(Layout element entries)
__________
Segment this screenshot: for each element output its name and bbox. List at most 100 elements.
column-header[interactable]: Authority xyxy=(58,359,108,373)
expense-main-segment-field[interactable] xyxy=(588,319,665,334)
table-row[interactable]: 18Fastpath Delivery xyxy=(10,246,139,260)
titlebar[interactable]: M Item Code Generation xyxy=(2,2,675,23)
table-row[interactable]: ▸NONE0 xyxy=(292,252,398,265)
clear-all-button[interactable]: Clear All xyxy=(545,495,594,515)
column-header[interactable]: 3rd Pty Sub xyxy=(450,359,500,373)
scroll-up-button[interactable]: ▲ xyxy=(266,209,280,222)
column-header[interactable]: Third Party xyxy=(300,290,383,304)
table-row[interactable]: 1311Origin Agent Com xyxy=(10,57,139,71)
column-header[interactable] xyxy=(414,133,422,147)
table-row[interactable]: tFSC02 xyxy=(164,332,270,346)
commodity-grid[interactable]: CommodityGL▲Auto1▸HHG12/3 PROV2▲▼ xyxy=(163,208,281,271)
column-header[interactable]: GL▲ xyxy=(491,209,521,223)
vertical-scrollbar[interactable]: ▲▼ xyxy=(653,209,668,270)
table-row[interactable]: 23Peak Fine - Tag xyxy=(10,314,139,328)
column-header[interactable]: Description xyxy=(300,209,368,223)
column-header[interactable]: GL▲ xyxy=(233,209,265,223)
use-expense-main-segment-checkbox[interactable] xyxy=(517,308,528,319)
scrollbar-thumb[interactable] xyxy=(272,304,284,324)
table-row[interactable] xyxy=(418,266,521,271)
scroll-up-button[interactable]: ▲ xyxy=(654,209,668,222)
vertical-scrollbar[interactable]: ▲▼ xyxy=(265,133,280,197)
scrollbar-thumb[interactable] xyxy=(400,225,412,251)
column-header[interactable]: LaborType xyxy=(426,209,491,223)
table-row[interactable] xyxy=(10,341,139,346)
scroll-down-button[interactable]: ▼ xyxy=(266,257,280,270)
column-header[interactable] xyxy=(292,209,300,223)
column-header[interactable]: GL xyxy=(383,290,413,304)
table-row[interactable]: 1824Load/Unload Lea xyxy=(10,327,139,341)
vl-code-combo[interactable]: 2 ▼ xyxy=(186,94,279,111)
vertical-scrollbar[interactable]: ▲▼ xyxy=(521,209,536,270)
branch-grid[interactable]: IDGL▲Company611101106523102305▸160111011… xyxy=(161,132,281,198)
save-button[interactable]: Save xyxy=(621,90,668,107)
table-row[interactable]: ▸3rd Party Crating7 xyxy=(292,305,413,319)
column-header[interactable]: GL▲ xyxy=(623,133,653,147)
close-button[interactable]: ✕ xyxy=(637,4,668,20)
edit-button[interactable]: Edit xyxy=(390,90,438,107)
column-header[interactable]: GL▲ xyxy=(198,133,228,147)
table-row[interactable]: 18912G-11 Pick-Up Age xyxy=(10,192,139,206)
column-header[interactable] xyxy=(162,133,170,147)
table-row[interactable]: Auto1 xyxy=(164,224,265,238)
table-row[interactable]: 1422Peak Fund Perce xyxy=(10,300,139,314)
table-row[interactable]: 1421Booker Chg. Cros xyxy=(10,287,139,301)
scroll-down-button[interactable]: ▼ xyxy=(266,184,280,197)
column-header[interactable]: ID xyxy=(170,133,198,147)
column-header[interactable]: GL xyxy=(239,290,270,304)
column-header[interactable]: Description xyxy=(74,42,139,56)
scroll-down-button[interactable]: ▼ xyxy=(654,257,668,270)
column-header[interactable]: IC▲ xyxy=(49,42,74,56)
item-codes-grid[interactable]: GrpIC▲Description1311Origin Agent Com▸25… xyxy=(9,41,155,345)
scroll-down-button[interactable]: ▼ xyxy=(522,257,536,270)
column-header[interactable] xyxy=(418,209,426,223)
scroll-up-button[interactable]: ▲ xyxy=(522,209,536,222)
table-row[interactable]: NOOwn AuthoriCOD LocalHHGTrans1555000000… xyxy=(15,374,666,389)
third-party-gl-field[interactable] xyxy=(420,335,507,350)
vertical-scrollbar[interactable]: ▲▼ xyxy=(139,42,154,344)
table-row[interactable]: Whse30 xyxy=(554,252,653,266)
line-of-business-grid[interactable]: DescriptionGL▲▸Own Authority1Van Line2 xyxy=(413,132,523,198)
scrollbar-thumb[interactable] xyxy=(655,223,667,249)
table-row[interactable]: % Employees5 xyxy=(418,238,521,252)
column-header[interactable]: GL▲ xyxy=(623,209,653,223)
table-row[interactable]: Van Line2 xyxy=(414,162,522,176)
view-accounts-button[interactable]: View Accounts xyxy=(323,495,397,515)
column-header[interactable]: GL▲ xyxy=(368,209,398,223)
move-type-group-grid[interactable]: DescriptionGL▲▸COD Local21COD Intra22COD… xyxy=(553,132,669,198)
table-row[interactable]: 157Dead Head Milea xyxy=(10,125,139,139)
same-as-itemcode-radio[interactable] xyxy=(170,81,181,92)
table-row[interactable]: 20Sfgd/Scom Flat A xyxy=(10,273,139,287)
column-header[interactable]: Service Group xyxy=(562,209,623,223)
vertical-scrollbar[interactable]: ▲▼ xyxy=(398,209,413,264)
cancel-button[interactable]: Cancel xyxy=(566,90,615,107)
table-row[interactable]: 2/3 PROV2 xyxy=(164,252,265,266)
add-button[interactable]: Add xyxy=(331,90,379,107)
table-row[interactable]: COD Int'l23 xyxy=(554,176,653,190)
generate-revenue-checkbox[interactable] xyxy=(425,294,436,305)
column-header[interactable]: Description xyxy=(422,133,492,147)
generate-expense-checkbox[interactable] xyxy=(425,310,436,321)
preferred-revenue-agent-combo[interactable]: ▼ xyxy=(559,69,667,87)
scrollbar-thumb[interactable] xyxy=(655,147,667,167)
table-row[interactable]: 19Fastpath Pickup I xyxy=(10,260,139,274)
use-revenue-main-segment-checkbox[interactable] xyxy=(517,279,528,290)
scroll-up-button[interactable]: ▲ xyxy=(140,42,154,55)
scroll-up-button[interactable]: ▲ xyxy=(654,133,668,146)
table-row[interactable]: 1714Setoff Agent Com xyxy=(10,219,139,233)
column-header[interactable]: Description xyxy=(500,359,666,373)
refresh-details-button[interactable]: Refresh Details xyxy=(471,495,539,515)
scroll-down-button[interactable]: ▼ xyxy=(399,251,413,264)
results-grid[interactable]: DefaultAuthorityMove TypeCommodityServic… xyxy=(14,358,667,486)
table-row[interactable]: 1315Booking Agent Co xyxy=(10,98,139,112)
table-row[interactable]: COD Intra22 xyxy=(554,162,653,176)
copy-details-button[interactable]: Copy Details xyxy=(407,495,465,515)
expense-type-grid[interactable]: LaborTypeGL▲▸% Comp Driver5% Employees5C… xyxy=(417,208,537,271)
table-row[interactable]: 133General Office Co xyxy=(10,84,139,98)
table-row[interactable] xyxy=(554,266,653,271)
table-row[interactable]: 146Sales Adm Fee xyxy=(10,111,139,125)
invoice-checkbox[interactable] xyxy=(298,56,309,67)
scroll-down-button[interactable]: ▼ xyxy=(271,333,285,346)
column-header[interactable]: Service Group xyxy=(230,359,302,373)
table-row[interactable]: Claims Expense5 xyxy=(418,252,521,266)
__________
**SHORT EXERCISE**: Please return every line of the records above word for word, with nothing changed, added, or left out.

**ANSWER TO THE EXERCISE**:
Segment this screenshot: for each element output its name and bbox. List at most 100 elements.
column-header[interactable]: Authority xyxy=(58,359,108,373)
expense-main-segment-field[interactable] xyxy=(588,319,665,334)
table-row[interactable]: 18Fastpath Delivery xyxy=(10,246,139,260)
titlebar[interactable]: M Item Code Generation xyxy=(2,2,675,23)
table-row[interactable]: ▸NONE0 xyxy=(292,252,398,265)
clear-all-button[interactable]: Clear All xyxy=(545,495,594,515)
column-header[interactable]: 3rd Pty Sub xyxy=(450,359,500,373)
scroll-up-button[interactable]: ▲ xyxy=(266,209,280,222)
column-header[interactable]: Third Party xyxy=(300,290,383,304)
table-row[interactable]: 1311Origin Agent Com xyxy=(10,57,139,71)
column-header[interactable] xyxy=(414,133,422,147)
table-row[interactable]: tFSC02 xyxy=(164,332,270,346)
commodity-grid[interactable]: CommodityGL▲Auto1▸HHG12/3 PROV2▲▼ xyxy=(163,208,281,271)
column-header[interactable]: GL▲ xyxy=(491,209,521,223)
vertical-scrollbar[interactable]: ▲▼ xyxy=(653,209,668,270)
table-row[interactable]: 23Peak Fine - Tag xyxy=(10,314,139,328)
column-header[interactable]: Description xyxy=(300,209,368,223)
column-header[interactable]: GL▲ xyxy=(233,209,265,223)
use-expense-main-segment-checkbox[interactable] xyxy=(517,308,528,319)
scrollbar-thumb[interactable] xyxy=(272,304,284,324)
table-row[interactable] xyxy=(418,266,521,271)
scroll-up-button[interactable]: ▲ xyxy=(654,209,668,222)
vertical-scrollbar[interactable]: ▲▼ xyxy=(265,133,280,197)
scrollbar-thumb[interactable] xyxy=(400,225,412,251)
column-header[interactable]: LaborType xyxy=(426,209,491,223)
table-row[interactable] xyxy=(10,341,139,346)
scroll-down-button[interactable]: ▼ xyxy=(266,257,280,270)
column-header[interactable] xyxy=(292,209,300,223)
column-header[interactable]: GL xyxy=(383,290,413,304)
table-row[interactable]: 1824Load/Unload Lea xyxy=(10,327,139,341)
vl-code-combo[interactable]: 2 ▼ xyxy=(186,94,279,111)
vertical-scrollbar[interactable]: ▲▼ xyxy=(521,209,536,270)
branch-grid[interactable]: IDGL▲Company611101106523102305▸160111011… xyxy=(161,132,281,198)
save-button[interactable]: Save xyxy=(621,90,668,107)
table-row[interactable]: ▸3rd Party Crating7 xyxy=(292,305,413,319)
column-header[interactable]: GL▲ xyxy=(623,133,653,147)
close-button[interactable]: ✕ xyxy=(637,4,668,20)
edit-button[interactable]: Edit xyxy=(390,90,438,107)
column-header[interactable]: GL▲ xyxy=(198,133,228,147)
table-row[interactable]: 18912G-11 Pick-Up Age xyxy=(10,192,139,206)
column-header[interactable] xyxy=(162,133,170,147)
table-row[interactable]: Auto1 xyxy=(164,224,265,238)
table-row[interactable]: 1422Peak Fund Perce xyxy=(10,300,139,314)
table-row[interactable]: 1421Booker Chg. Cros xyxy=(10,287,139,301)
scroll-down-button[interactable]: ▼ xyxy=(266,184,280,197)
column-header[interactable]: ID xyxy=(170,133,198,147)
column-header[interactable]: GL xyxy=(239,290,270,304)
column-header[interactable]: Description xyxy=(74,42,139,56)
scroll-down-button[interactable]: ▼ xyxy=(654,257,668,270)
column-header[interactable]: IC▲ xyxy=(49,42,74,56)
item-codes-grid[interactable]: GrpIC▲Description1311Origin Agent Com▸25… xyxy=(9,41,155,345)
scroll-down-button[interactable]: ▼ xyxy=(522,257,536,270)
column-header[interactable] xyxy=(418,209,426,223)
scroll-up-button[interactable]: ▲ xyxy=(522,209,536,222)
table-row[interactable]: NOOwn AuthoriCOD LocalHHGTrans1555000000… xyxy=(15,374,666,389)
third-party-gl-field[interactable] xyxy=(420,335,507,350)
vertical-scrollbar[interactable]: ▲▼ xyxy=(139,42,154,344)
table-row[interactable]: Whse30 xyxy=(554,252,653,266)
line-of-business-grid[interactable]: DescriptionGL▲▸Own Authority1Van Line2 xyxy=(413,132,523,198)
scrollbar-thumb[interactable] xyxy=(655,223,667,249)
table-row[interactable]: % Employees5 xyxy=(418,238,521,252)
column-header[interactable]: GL▲ xyxy=(623,209,653,223)
table-row[interactable]: Van Line2 xyxy=(414,162,522,176)
view-accounts-button[interactable]: View Accounts xyxy=(323,495,397,515)
column-header[interactable]: GL▲ xyxy=(368,209,398,223)
move-type-group-grid[interactable]: DescriptionGL▲▸COD Local21COD Intra22COD… xyxy=(553,132,669,198)
table-row[interactable]: 157Dead Head Milea xyxy=(10,125,139,139)
same-as-itemcode-radio[interactable] xyxy=(170,81,181,92)
table-row[interactable]: 20Sfgd/Scom Flat A xyxy=(10,273,139,287)
column-header[interactable]: Service Group xyxy=(562,209,623,223)
vertical-scrollbar[interactable]: ▲▼ xyxy=(398,209,413,264)
cancel-button[interactable]: Cancel xyxy=(566,90,615,107)
table-row[interactable]: 2/3 PROV2 xyxy=(164,252,265,266)
add-button[interactable]: Add xyxy=(331,90,379,107)
table-row[interactable]: COD Int'l23 xyxy=(554,176,653,190)
generate-revenue-checkbox[interactable] xyxy=(425,294,436,305)
column-header[interactable]: Description xyxy=(422,133,492,147)
generate-expense-checkbox[interactable] xyxy=(425,310,436,321)
preferred-revenue-agent-combo[interactable]: ▼ xyxy=(559,69,667,87)
scrollbar-thumb[interactable] xyxy=(655,147,667,167)
table-row[interactable]: 19Fastpath Pickup I xyxy=(10,260,139,274)
use-revenue-main-segment-checkbox[interactable] xyxy=(517,279,528,290)
scroll-up-button[interactable]: ▲ xyxy=(140,42,154,55)
scroll-up-button[interactable]: ▲ xyxy=(654,133,668,146)
table-row[interactable]: 1714Setoff Agent Com xyxy=(10,219,139,233)
column-header[interactable]: Description xyxy=(500,359,666,373)
refresh-details-button[interactable]: Refresh Details xyxy=(471,495,539,515)
scroll-down-button[interactable]: ▼ xyxy=(399,251,413,264)
results-grid[interactable]: DefaultAuthorityMove TypeCommodityServic… xyxy=(14,358,667,486)
table-row[interactable]: 1315Booking Agent Co xyxy=(10,98,139,112)
table-row[interactable]: COD Intra22 xyxy=(554,162,653,176)
copy-details-button[interactable]: Copy Details xyxy=(407,495,465,515)
expense-type-grid[interactable]: LaborTypeGL▲▸% Comp Driver5% Employees5C… xyxy=(417,208,537,271)
table-row[interactable]: 133General Office Co xyxy=(10,84,139,98)
table-row[interactable] xyxy=(554,266,653,271)
table-row[interactable]: 146Sales Adm Fee xyxy=(10,111,139,125)
invoice-checkbox[interactable] xyxy=(298,56,309,67)
scroll-down-button[interactable]: ▼ xyxy=(271,333,285,346)
column-header[interactable]: Service Group xyxy=(230,359,302,373)
table-row[interactable]: Claims Expense5 xyxy=(418,252,521,266)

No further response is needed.